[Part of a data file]
%%

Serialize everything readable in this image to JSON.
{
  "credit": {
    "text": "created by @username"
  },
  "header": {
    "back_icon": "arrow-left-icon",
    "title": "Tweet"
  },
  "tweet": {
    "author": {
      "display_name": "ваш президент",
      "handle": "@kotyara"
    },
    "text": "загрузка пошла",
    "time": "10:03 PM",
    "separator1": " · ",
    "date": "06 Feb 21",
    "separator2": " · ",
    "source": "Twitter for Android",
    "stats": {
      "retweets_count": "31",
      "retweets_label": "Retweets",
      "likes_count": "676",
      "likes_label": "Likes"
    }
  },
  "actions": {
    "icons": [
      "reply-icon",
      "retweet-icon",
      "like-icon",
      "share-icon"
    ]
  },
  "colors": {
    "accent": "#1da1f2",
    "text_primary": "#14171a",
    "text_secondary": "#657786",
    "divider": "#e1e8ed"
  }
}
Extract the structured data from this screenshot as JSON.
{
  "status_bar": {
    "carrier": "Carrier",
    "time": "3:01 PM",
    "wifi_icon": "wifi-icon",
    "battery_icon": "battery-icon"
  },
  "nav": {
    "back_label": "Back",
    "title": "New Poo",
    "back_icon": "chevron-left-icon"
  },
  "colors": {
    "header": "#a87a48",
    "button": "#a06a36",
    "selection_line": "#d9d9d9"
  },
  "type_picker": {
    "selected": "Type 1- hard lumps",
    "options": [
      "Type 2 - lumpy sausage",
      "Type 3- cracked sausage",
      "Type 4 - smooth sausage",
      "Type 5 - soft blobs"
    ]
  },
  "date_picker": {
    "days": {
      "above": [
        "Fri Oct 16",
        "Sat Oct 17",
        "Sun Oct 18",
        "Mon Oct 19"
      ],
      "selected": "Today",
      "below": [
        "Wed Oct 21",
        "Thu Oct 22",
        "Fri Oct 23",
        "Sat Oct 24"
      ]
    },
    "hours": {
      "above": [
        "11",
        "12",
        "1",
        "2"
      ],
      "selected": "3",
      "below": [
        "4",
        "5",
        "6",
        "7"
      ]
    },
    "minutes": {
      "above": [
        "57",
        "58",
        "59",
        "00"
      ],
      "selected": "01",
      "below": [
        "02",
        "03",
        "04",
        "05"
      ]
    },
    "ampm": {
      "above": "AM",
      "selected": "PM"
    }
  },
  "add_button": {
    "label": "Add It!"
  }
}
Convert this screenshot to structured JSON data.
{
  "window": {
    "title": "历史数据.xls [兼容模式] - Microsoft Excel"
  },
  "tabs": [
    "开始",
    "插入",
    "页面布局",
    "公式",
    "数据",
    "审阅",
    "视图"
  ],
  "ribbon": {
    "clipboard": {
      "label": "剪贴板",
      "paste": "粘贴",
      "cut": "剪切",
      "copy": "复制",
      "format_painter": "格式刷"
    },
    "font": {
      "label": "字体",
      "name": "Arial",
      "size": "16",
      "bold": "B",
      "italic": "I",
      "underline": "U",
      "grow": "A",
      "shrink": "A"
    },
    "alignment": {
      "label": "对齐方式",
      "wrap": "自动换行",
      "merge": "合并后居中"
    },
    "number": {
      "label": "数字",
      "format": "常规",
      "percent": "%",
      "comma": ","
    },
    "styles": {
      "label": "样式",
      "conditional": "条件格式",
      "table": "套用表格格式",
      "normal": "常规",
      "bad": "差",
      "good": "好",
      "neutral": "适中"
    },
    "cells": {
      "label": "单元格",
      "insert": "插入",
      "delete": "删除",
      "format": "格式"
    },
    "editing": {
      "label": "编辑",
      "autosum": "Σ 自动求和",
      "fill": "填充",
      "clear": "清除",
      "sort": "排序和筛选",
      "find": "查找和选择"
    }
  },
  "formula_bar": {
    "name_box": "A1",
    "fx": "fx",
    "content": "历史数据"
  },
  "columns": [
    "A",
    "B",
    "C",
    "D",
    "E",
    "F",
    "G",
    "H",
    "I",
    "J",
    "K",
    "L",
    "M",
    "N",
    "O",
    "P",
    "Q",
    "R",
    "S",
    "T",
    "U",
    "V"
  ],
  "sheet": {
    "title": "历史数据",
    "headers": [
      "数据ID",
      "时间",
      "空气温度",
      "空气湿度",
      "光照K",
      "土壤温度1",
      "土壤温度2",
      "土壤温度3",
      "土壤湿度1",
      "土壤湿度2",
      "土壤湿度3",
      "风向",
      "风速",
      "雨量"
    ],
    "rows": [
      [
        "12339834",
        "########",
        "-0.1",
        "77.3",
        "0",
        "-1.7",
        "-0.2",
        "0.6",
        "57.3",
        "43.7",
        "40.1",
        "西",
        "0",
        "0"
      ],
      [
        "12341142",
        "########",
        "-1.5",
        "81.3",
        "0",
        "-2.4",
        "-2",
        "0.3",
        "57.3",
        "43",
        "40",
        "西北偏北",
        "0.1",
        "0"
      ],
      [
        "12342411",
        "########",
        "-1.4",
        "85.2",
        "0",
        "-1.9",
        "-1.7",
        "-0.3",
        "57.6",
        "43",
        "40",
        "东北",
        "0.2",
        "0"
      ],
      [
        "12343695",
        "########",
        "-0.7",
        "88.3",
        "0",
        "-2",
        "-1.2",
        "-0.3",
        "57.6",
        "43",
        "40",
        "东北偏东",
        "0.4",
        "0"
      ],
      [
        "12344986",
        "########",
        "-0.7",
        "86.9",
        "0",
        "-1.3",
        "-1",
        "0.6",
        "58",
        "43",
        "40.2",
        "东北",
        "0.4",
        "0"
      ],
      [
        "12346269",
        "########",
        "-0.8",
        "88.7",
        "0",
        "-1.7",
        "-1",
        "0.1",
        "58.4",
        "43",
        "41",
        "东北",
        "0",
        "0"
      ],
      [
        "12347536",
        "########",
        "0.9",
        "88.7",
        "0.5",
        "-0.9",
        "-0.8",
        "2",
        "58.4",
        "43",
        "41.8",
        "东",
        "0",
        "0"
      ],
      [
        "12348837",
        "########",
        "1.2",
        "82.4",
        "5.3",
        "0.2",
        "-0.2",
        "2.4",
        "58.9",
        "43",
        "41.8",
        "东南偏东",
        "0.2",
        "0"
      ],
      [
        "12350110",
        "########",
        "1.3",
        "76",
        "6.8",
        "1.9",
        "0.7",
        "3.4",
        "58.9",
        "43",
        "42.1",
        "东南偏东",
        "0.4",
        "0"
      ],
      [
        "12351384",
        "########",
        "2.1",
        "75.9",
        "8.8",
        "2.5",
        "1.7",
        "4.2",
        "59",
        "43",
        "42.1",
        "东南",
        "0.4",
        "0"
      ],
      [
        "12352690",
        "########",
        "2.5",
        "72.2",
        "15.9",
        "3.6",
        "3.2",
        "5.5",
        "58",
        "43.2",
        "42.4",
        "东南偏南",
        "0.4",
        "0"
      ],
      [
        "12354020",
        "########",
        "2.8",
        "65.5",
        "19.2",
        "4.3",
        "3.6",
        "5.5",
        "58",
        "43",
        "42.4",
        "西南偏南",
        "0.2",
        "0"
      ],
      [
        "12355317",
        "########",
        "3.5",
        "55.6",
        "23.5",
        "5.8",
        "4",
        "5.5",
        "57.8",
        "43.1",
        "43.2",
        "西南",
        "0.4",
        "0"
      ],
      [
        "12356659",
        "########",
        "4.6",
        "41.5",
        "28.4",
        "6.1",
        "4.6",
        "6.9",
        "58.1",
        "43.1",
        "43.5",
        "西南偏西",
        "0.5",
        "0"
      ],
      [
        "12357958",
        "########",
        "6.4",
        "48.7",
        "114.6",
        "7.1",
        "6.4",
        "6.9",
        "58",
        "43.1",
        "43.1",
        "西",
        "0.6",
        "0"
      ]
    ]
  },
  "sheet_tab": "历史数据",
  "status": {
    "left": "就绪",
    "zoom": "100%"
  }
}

%%

## Aim of the exercise
Set down the listing above in full, please, exactly as it appears.

## Full response
Serialize everything readable in this image to JSON.
{
  "credit": {
    "text": "created by @username"
  },
  "header": {
    "back_icon": "arrow-left-icon",
    "title": "Tweet"
  },
  "tweet": {
    "author": {
      "display_name": "ваш президент",
      "handle": "@kotyara"
    },
    "text": "загрузка пошла",
    "time": "10:03 PM",
    "separator1": " · ",
    "date": "06 Feb 21",
    "separator2": " · ",
    "source": "Twitter for Android",
    "stats": {
      "retweets_count": "31",
      "retweets_label": "Retweets",
      "likes_count": "676",
      "likes_label": "Likes"
    }
  },
  "actions": {
    "icons": [
      "reply-icon",
      "retweet-icon",
      "like-icon",
      "share-icon"
    ]
  },
  "colors": {
    "accent": "#1da1f2",
    "text_primary": "#14171a",
    "text_secondary": "#657786",
    "divider": "#e1e8ed"
  }
}
Extract the structured data from this screenshot as JSON.
{
  "status_bar": {
    "carrier": "Carrier",
    "time": "3:01 PM",
    "wifi_icon": "wifi-icon",
    "battery_icon": "battery-icon"
  },
  "nav": {
    "back_label": "Back",
    "title": "New Poo",
    "back_icon": "chevron-left-icon"
  },
  "colors": {
    "header": "#a87a48",
    "button": "#a06a36",
    "selection_line": "#d9d9d9"
  },
  "type_picker": {
    "selected": "Type 1- hard lumps",
    "options": [
      "Type 2 - lumpy sausage",
      "Type 3- cracked sausage",
      "Type 4 - smooth sausage",
      "Type 5 - soft blobs"
    ]
  },
  "date_picker": {
    "days": {
      "above": [
        "Fri Oct 16",
        "Sat Oct 17",
        "Sun Oct 18",
        "Mon Oct 19"
      ],
      "selected": "Today",
      "below": [
        "Wed Oct 21",
        "Thu Oct 22",
        "Fri Oct 23",
        "Sat Oct 24"
      ]
    },
    "hours": {
      "above": [
        "11",
        "12",
        "1",
        "2"
      ],
      "selected": "3",
      "below": [
        "4",
        "5",
        "6",
        "7"
      ]
    },
    "minutes": {
      "above": [
        "57",
        "58",
        "59",
        "00"
      ],
      "selected": "01",
      "below": [
        "02",
        "03",
        "04",
        "05"
      ]
    },
    "ampm": {
      "above": "AM",
      "selected": "PM"
    }
  },
  "add_button": {
    "label": "Add It!"
  }
}
Convert this screenshot to structured JSON data.
{
  "window": {
    "title": "历史数据.xls [兼容模式] - Microsoft Excel"
  },
  "tabs": [
    "开始",
    "插入",
    "页面布局",
    "公式",
    "数据",
    "审阅",
    "视图"
  ],
  "ribbon": {
    "clipboard": {
      "label": "剪贴板",
      "paste": "粘贴",
      "cut": "剪切",
      "copy": "复制",
      "format_painter": "格式刷"
    },
    "font": {
      "label": "字体",
      "name": "Arial",
      "size": "16",
      "bold": "B",
      "italic": "I",
      "underline": "U",
      "grow": "A",
      "shrink": "A"
    },
    "alignment": {
      "label": "对齐方式",
      "wrap": "自动换行",
      "merge": "合并后居中"
    },
    "number": {
      "label": "数字",
      "format": "常规",
      "percent": "%",
      "comma": ","
    },
    "styles": {
      "label": "样式",
      "conditional": "条件格式",
      "table": "套用表格格式",
      "normal": "常规",
      "bad": "差",
      "good": "好",
      "neutral": "适中"
    },
    "cells": {
      "label": "单元格",
      "insert": "插入",
      "delete": "删除",
      "format": "格式"
    },
    "editing": {
      "label": "编辑",
      "autosum": "Σ 自动求和",
      "fill": "填充",
      "clear": "清除",
      "sort": "排序和筛选",
      "find": "查找和选择"
    }
  },
  "formula_bar": {
    "name_box": "A1",
    "fx": "fx",
    "content": "历史数据"
  },
  "columns": [
    "A",
    "B",
    "C",
    "D",
    "E",
    "F",
    "G",
    "H",
    "I",
    "J",
    "K",
    "L",
    "M",
    "N",
    "O",
    "P",
    "Q",
    "R",
    "S",
    "T",
    "U",
    "V"
  ],
  "sheet": {
    "title": "历史数据",
    "headers": [
      "数据ID",
      "时间",
      "空气温度",
      "空气湿度",
      "光照K",
      "土壤温度1",
      "土壤温度2",
      "土壤温度3",
      "土壤湿度1",
      "土壤湿度2",
      "土壤湿度3",
      "风向",
      "风速",
      "雨量"
    ],
    "rows": [
      [
        "12339834",
        "########",
        "-0.1",
        "77.3",
        "0",
        "-1.7",
        "-0.2",
        "0.6",
        "57.3",
        "43.7",
        "40.1",
        "西",
        "0",
        "0"
      ],
      [
        "12341142",
        "########",
        "-1.5",
        "81.3",
        "0",
        "-2.4",
        "-2",
        "0.3",
        "57.3",
        "43",
        "40",
        "西北偏北",
        "0.1",
        "0"
      ],
      [
        "12342411",
        "########",
        "-1.4",
        "85.2",
        "0",
        "-1.9",
        "-1.7",
        "-0.3",
        "57.6",
        "43",
        "40",
        "东北",
        "0.2",
        "0"
      ],
      [
        "12343695",
        "########",
        "-0.7",
        "88.3",
        "0",
        "-2",
        "-1.2",
        "-0.3",
        "57.6",
        "43",
        "40",
        "东北偏东",
        "0.4",
        "0"
      ],
      [
        "12344986",
        "########",
        "-0.7",
        "86.9",
        "0",
        "-1.3",
        "-1",
        "0.6",
        "58",
        "43",
        "40.2",
        "东北",
        "0.4",
        "0"
      ],
      [
        "12346269",
        "########",
        "-0.8",
        "88.7",
        "0",
        "-1.7",
        "-1",
        "0.1",
        "58.4",
        "43",
        "41",
        "东北",
        "0",
        "0"
      ],
      [
        "12347536",
        "########",
        "0.9",
        "88.7",
        "0.5",
        "-0.9",
        "-0.8",
        "2",
        "58.4",
        "43",
        "41.8",
        "东",
        "0",
        "0"
      ],
      [
        "12348837",
        "########",
        "1.2",
        "82.4",
        "5.3",
        "0.2",
        "-0.2",
        "2.4",
        "58.9",
        "43",
        "41.8",
        "东南偏东",
        "0.2",
        "0"
      ],
      [
        "12350110",
        "########",
        "1.3",
        "76",
        "6.8",
        "1.9",
        "0.7",
        "3.4",
        "58.9",
        "43",
        "42.1",
        "东南偏东",
        "0.4",
        "0"
      ],
      [
        "12351384",
        "########",
        "2.1",
        "75.9",
        "8.8",
        "2.5",
        "1.7",
        "4.2",
        "59",
        "43",
        "42.1",
        "东南",
        "0.4",
        "0"
      ],
      [
        "12352690",
        "########",
        "2.5",
        "72.2",
        "15.9",
        "3.6",
        "3.2",
        "5.5",
        "58",
        "43.2",
        "42.4",
        "东南偏南",
        "0.4",
        "0"
      ],
      [
        "12354020",
        "########",
        "2.8",
        "65.5",
        "19.2",
        "4.3",
        "3.6",
        "5.5",
        "58",
        "43",
        "42.4",
        "西南偏南",
        "0.2",
        "0"
      ],
      [
        "12355317",
        "########",
        "3.5",
        "55.6",
        "23.5",
        "5.8",
        "4",
        "5.5",
        "57.8",
        "43.1",
        "43.2",
        "西南",
        "0.4",
        "0"
      ],
      [
        "12356659",
        "########",
        "4.6",
        "41.5",
        "28.4",
        "6.1",
        "4.6",
        "6.9",
        "58.1",
        "43.1",
        "43.5",
        "西南偏西",
        "0.5",
        "0"
      ],
      [
        "12357958",
        "########",
        "6.4",
        "48.7",
        "114.6",
        "7.1",
        "6.4",
        "6.9",
        "58",
        "43.1",
        "43.1",
        "西",
        "0.6",
        "0"
      ]
    ]
  },
  "sheet_tab": "历史数据",
  "status": {
    "left": "就绪",
    "zoom": "100%"
  }
}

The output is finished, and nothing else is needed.